- _WHAT TO WORK ON_
Determine the number of lines where "czasie" occurs and reply with that number by itself.

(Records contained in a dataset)
- - - - - - -

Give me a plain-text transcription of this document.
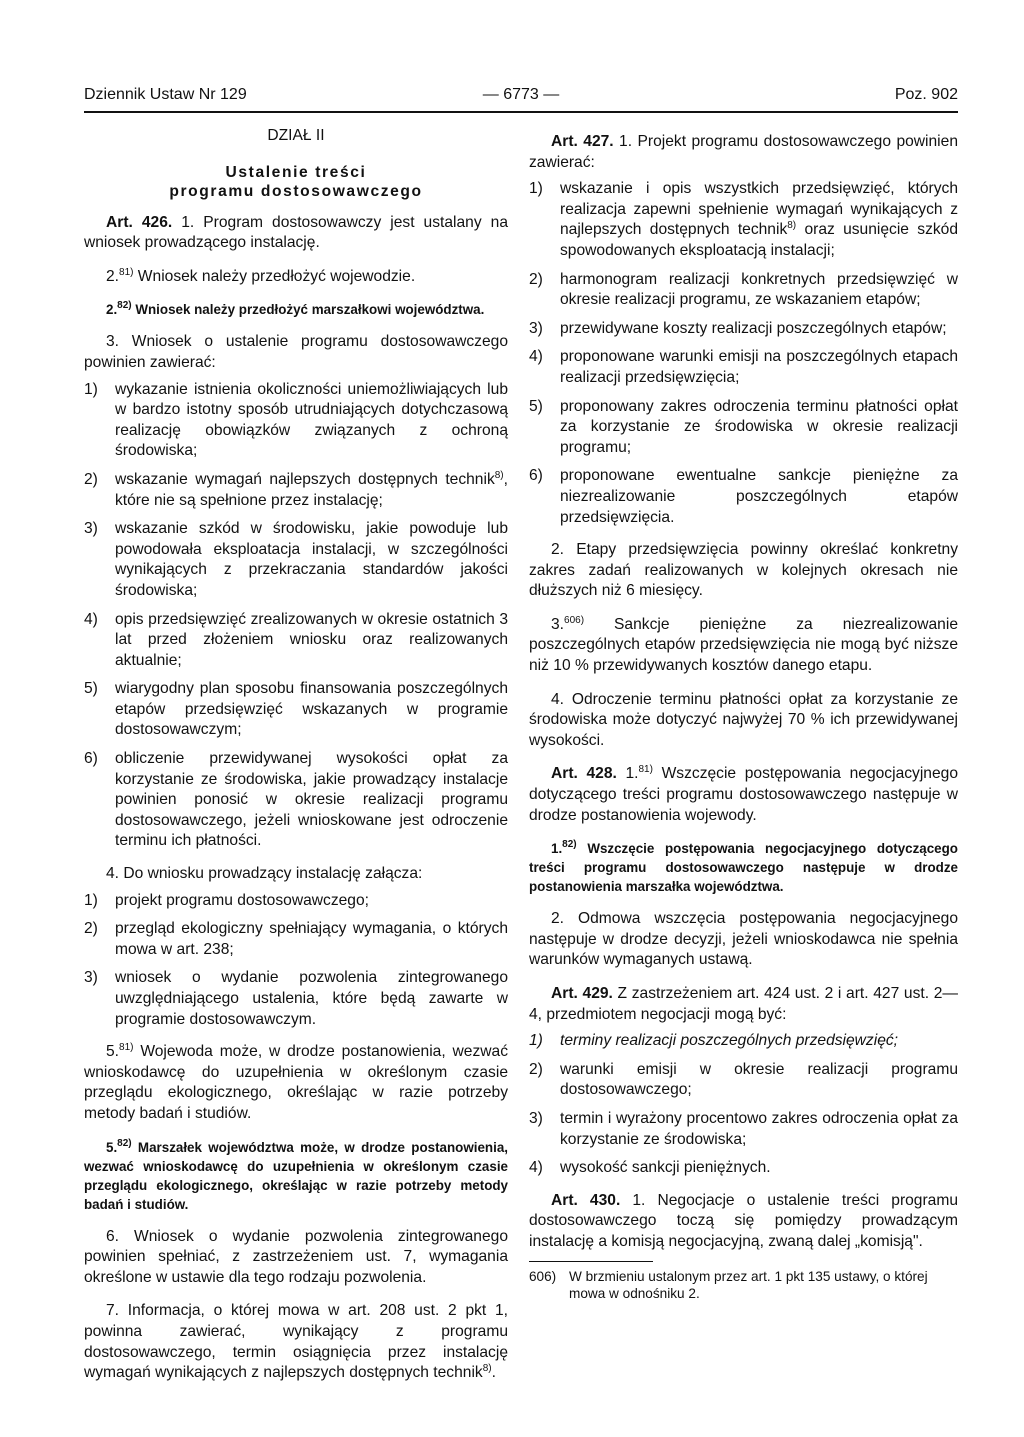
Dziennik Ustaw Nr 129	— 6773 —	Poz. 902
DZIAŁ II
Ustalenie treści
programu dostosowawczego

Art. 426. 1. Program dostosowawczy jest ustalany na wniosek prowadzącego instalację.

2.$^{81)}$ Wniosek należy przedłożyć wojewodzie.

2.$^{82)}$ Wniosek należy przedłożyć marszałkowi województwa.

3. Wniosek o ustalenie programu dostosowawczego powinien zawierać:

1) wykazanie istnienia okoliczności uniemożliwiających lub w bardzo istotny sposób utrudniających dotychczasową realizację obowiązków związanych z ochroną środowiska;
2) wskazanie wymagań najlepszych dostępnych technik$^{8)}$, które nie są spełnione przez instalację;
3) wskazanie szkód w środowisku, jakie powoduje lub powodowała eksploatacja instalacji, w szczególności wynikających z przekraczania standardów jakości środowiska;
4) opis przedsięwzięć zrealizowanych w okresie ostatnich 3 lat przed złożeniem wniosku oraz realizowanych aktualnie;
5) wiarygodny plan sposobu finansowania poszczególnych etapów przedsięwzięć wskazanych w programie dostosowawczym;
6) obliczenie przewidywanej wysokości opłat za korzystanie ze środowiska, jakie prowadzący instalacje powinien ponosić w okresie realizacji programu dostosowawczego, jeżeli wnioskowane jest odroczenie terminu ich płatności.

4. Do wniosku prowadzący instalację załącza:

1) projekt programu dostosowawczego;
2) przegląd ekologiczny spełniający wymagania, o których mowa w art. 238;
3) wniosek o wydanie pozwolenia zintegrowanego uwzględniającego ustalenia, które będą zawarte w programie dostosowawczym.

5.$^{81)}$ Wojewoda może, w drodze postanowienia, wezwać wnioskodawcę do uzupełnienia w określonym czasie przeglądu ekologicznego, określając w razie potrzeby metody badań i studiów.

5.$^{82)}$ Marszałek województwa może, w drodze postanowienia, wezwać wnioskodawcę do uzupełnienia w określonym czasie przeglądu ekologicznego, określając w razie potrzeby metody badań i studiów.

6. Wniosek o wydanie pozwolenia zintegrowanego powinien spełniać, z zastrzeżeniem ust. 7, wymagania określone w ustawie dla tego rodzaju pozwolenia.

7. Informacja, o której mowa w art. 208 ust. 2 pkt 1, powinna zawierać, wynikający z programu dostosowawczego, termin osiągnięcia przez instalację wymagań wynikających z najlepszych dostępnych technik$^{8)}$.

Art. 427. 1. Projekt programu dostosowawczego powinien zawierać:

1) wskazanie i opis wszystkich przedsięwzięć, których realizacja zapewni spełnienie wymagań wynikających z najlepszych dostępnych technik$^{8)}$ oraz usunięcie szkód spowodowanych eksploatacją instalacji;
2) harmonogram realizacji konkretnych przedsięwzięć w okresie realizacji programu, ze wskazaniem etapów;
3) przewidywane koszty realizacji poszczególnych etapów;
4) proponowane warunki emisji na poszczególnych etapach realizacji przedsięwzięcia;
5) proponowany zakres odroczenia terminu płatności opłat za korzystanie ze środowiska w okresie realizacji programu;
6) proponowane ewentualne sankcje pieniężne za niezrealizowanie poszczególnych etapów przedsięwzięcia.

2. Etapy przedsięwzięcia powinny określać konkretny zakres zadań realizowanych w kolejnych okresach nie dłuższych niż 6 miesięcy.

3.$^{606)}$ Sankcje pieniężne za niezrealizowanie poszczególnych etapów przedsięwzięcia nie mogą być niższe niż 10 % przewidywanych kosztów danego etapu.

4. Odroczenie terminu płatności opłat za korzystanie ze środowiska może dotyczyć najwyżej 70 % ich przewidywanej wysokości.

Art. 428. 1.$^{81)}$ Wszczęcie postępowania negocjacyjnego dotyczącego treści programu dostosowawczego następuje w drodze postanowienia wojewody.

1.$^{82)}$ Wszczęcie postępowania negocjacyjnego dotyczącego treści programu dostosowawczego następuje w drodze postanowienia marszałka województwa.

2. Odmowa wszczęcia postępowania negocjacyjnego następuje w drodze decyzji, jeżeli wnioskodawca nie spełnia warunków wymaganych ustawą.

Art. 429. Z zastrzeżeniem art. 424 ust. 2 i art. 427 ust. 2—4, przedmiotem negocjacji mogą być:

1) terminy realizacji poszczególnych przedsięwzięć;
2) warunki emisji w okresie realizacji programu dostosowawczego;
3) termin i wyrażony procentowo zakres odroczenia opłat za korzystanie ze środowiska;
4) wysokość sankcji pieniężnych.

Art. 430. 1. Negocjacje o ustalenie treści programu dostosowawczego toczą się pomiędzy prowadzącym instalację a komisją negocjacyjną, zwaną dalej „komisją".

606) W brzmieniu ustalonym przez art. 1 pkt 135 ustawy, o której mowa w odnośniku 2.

- - - - - - -

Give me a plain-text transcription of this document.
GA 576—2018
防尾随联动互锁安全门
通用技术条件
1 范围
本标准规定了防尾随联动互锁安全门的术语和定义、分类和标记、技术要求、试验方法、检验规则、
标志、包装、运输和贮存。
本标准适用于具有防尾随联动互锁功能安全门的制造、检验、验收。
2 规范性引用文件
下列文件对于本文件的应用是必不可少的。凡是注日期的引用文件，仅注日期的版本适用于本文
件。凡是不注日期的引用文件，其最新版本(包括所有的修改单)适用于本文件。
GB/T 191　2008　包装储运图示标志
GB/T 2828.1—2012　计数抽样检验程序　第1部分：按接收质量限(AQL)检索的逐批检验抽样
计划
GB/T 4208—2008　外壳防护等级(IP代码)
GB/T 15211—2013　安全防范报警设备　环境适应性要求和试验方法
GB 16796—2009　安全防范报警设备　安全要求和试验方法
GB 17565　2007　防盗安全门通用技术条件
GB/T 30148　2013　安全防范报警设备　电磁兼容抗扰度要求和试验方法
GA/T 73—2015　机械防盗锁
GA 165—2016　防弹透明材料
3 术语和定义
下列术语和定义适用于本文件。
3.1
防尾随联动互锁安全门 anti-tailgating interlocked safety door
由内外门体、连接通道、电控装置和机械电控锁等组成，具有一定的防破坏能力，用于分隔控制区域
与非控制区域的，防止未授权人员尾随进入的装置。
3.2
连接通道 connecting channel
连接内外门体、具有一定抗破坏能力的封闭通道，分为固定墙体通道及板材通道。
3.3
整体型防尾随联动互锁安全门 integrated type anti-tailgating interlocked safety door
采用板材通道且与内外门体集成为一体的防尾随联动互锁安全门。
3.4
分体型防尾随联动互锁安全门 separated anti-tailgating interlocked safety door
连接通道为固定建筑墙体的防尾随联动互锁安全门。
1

- - - - - - -

- _FINAL RESULT_
2